BEGIN Supplied passage

Williams has attempted to dig a canal to re-route the river, but is losing too
many men to illness, and finds that the canal would be too narrow for the job,
and so abandons the project.
---Lt.
Charles Francis Adams, Jr., of the 1st Massachusetts Cavalry
regiment, writes home of his frustration over the Secessionville debacle, and
of the inefficiency of the Union command in the South Carolina coastal
theater---and of the stumbling blocks that the many missionaries and
philanthropists in the wake of the Army have imposed by getting underfoot of
military priorities:
And today, though under
every circumstance I have looked on riding into Charleston as a sure and ample
reward for all I might be called on to undergo, I hear that the chances are
immense against my ever
receiving that reward with an indifference which surprises me. I am ordered and
I can’t help it; though it seems strange to me that we must turn our backs on
these fellows for lack of ten poor regiments out of the grand army of the
republic. I do so know we could whip these men if we had two chances out of
five, and we would so like to do it; and now to go back with nothing but
failure — oh! for one hour of generalship!! Everything here but honor has been
sacrificed to the fussy incompetence of Benham, the unmilitary amiability of
Hunter, and the misplaced philanthropy of Edward L. Pierce…. Philanthropy is a
nuisance in time of war. . . . I respect the missionaries for their objects and
perseverance, but they have no business here. Their time is not yet and they
make us fight in fetters. . . .
---John Beauchamp Jones, in Richmond, writes of the gleeful
spectacle made by over 2,000 Union prisoners in the city, including field
officers such as Gen. McCall and Gen. Reynolds:
To-day some of our
streets are crammed with thousands of bluejackets—Yankee prisoners. There are
many field officers, and among them several generals.
General Reynolds, who surrendered with his brigade, was thus accosted by one of our functionaries, who knew him before the war began: “General, this is in accordance with McClellan’s prediction; you are in Richmond.”
“Yes, sir,” responded the general, in bitterness; ” and d—n me, if it is not precisely in the manner I anticipated.”

END Supplied passage
BEGIN Dataset section

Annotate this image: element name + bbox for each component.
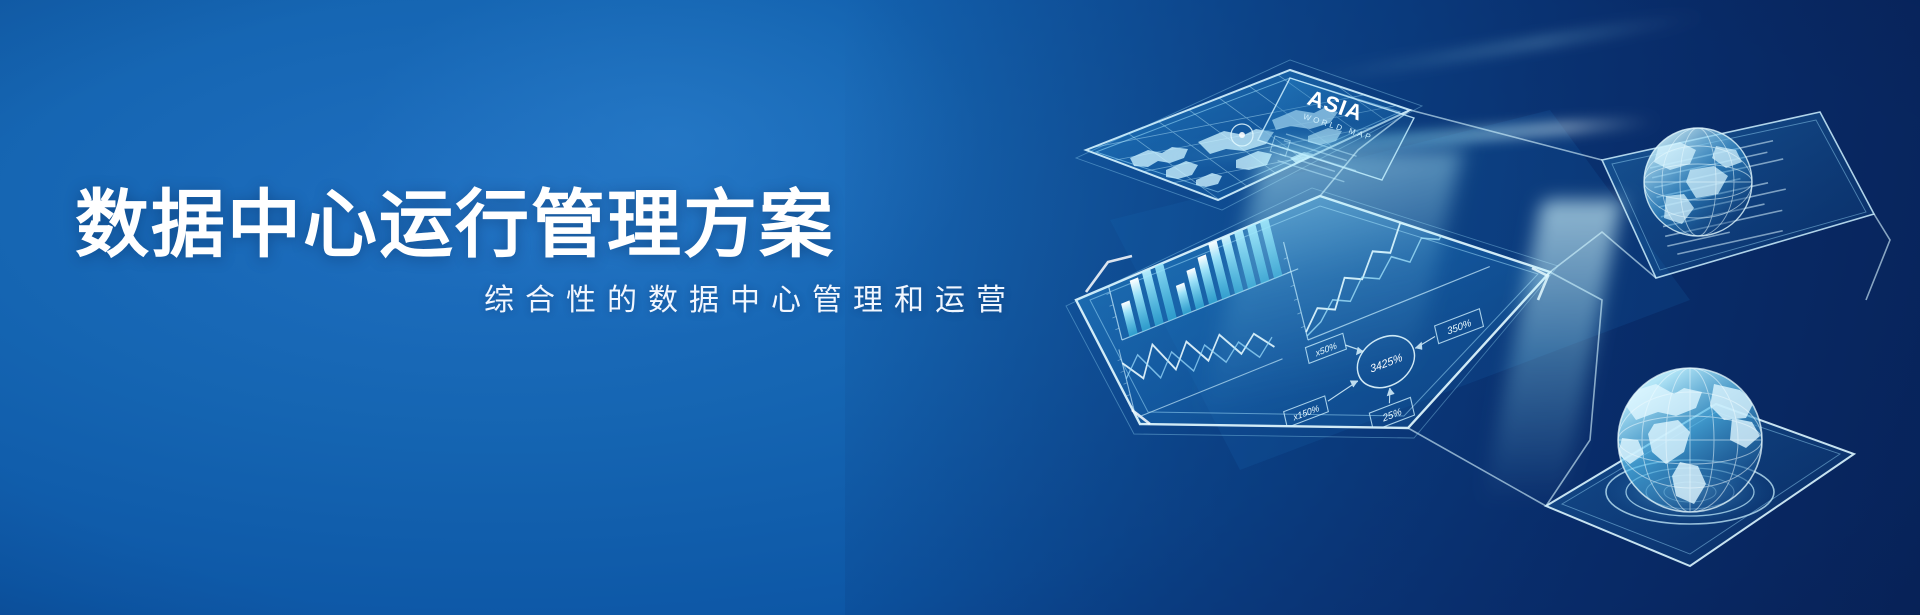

END Dataset section

Given instruction -> Could you reproduce the Civil War excerpt above word for word, everything from "---John Beauchamp Jones, in" down to "them several generals."?

Expected answer ->
---John Beauchamp Jones, in Richmond, writes of the gleeful
spectacle made by over 2,000 Union prisoners in the city, including field
officers such as Gen. McCall and Gen. Reynolds:
To-day some of our
streets are crammed with thousands of bluejackets—Yankee prisoners. There are
many field officers, and among them several generals.